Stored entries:
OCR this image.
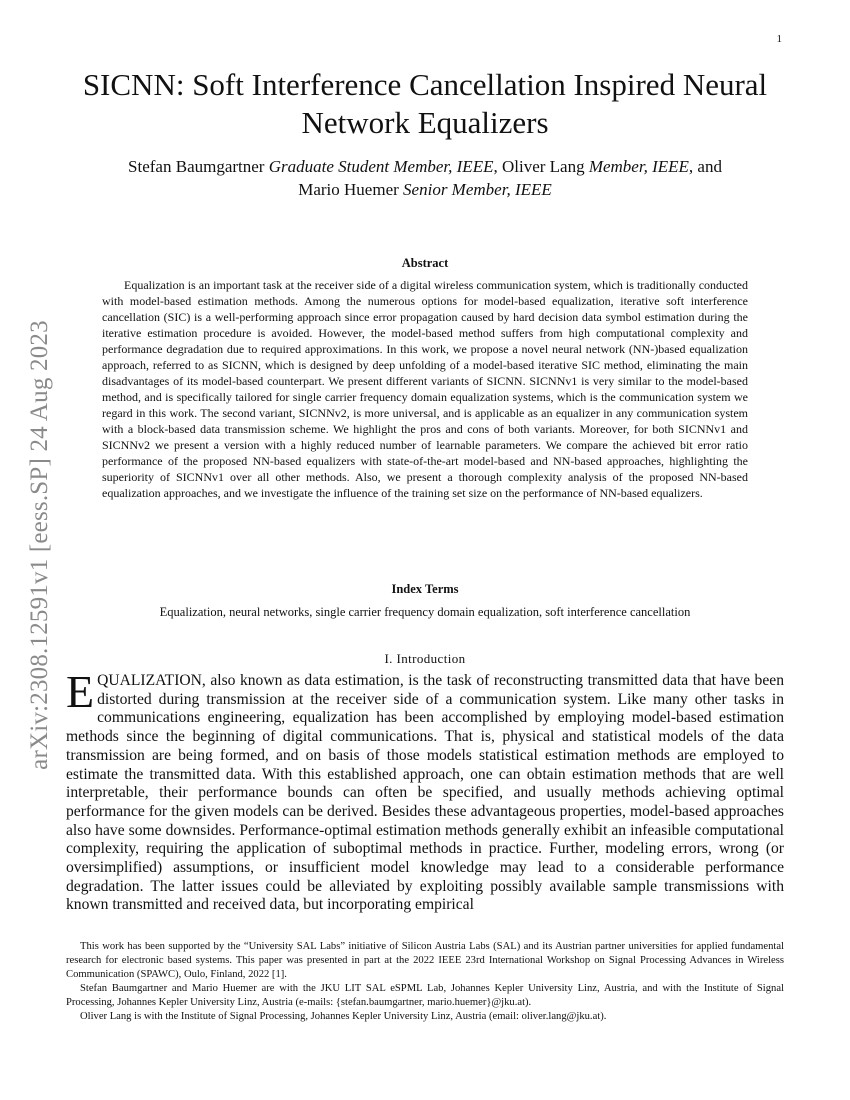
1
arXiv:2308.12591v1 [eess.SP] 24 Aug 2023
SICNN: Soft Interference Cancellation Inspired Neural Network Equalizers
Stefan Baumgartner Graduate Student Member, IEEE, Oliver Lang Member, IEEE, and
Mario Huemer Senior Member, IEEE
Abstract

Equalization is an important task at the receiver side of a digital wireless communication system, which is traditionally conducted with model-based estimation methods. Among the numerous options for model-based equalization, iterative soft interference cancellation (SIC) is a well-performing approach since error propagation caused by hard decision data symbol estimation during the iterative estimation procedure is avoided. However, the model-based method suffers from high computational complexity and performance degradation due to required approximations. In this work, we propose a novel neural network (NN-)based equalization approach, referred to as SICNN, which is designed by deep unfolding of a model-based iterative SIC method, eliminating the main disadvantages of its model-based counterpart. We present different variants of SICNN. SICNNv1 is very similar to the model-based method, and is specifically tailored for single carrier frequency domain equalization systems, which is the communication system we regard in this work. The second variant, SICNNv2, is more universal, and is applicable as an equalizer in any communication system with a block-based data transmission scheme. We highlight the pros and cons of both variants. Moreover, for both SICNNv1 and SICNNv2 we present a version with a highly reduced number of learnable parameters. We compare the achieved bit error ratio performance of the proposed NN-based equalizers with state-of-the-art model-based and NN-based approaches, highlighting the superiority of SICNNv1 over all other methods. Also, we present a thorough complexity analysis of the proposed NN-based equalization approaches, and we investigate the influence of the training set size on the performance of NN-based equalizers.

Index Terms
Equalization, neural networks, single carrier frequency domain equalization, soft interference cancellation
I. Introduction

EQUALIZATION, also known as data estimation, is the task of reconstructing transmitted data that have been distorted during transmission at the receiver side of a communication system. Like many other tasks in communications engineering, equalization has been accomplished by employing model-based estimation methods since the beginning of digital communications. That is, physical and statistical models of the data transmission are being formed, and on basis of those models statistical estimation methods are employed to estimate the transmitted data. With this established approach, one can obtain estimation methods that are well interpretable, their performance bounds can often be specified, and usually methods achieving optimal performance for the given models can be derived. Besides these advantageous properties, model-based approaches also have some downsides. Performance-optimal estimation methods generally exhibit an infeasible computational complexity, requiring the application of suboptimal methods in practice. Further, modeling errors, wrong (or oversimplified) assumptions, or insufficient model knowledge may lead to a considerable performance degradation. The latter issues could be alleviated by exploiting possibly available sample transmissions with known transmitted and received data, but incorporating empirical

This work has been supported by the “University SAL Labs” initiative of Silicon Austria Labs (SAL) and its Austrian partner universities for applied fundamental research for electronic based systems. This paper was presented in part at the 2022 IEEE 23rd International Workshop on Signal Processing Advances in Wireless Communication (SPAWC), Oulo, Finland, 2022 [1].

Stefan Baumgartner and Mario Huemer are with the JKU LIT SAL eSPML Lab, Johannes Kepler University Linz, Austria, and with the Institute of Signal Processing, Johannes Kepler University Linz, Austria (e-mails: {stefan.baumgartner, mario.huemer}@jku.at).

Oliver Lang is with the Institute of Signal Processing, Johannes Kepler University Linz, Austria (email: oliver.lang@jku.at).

--

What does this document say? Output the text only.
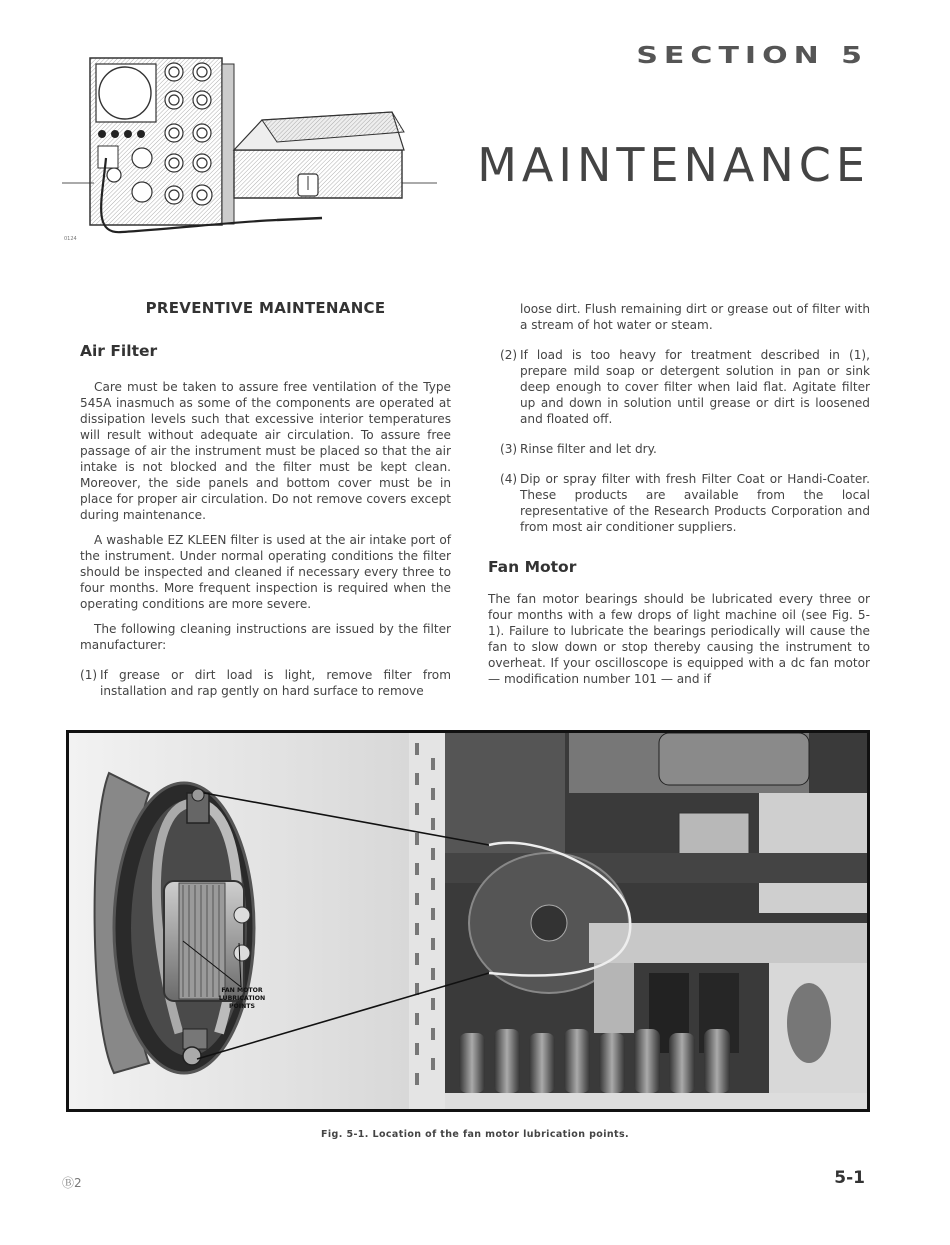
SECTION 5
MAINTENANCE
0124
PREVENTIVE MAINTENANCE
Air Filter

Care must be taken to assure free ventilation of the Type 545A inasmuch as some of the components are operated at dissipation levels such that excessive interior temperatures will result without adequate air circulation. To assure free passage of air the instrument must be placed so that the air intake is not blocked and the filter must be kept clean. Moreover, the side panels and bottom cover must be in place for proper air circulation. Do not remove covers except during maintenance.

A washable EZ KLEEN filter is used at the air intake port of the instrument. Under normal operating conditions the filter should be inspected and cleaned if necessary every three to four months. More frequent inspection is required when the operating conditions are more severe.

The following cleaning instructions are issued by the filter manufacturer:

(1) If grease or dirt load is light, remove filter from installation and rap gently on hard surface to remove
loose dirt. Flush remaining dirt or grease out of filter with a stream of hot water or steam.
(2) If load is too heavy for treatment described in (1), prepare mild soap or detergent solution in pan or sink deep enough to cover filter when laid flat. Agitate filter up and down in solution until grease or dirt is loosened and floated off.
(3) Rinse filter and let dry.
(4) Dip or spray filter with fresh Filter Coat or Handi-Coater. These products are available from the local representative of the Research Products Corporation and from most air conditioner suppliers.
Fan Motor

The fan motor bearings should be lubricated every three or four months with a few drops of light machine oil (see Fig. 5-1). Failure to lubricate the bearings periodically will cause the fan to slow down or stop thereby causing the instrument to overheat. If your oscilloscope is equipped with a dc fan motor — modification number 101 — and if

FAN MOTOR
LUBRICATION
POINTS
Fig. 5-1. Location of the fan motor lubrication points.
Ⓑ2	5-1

==

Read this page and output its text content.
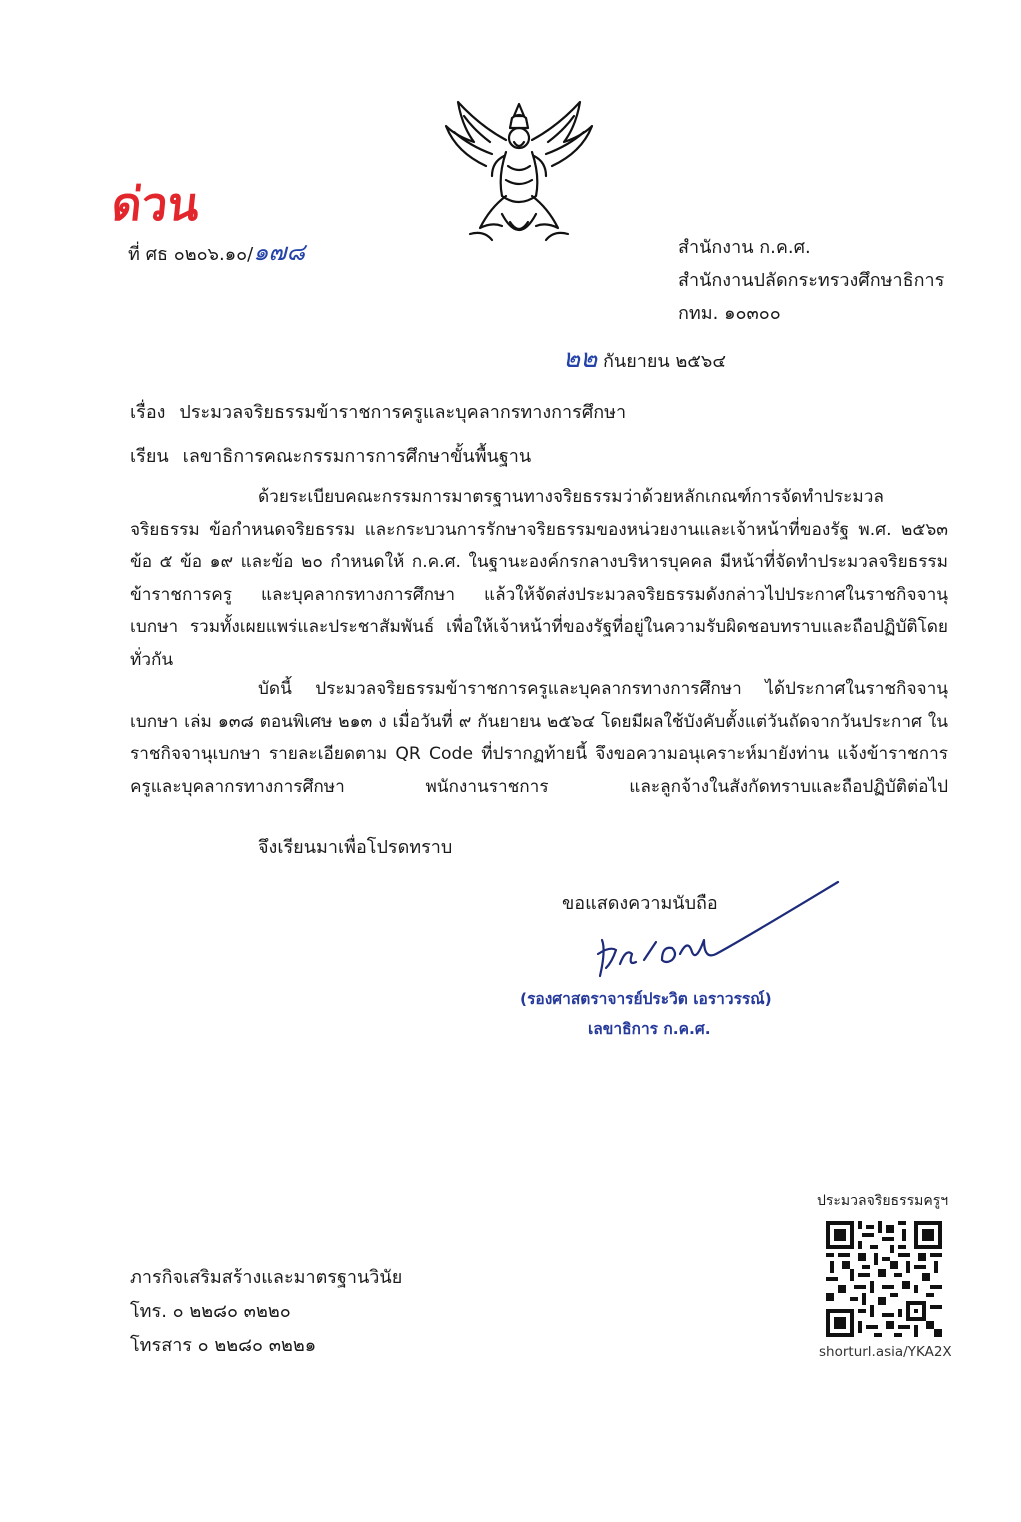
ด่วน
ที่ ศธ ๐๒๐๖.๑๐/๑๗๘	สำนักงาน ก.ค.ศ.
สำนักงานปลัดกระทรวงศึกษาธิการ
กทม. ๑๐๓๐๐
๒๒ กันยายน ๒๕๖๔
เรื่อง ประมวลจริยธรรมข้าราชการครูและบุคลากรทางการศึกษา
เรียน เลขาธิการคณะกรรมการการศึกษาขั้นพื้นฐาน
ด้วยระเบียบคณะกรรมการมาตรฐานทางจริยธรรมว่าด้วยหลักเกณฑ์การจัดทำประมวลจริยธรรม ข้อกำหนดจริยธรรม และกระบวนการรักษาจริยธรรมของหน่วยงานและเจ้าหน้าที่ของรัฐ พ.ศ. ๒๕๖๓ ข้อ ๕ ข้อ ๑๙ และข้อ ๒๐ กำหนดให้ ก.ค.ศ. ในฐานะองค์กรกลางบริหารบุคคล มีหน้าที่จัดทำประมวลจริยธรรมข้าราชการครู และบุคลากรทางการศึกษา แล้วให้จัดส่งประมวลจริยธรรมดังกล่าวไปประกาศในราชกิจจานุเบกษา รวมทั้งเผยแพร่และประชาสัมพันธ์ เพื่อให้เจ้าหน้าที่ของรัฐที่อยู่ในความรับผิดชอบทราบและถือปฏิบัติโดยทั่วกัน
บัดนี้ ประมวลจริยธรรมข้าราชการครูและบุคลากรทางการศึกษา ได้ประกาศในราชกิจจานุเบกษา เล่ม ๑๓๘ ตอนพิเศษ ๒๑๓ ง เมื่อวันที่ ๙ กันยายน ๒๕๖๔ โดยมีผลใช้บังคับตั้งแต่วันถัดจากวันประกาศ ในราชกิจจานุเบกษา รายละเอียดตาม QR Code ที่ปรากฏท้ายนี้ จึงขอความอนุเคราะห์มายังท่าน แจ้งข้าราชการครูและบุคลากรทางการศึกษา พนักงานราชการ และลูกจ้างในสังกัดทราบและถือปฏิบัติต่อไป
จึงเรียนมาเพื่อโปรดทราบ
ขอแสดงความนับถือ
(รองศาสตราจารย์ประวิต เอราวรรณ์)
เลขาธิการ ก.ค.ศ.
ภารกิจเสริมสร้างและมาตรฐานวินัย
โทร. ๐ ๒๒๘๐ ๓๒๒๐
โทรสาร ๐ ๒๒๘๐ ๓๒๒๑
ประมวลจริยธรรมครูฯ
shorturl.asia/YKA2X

■ **The problem**
Report how many lines in the entries hold the string "Lang". Nothing but the number is wanted.

■ **Written answer**
2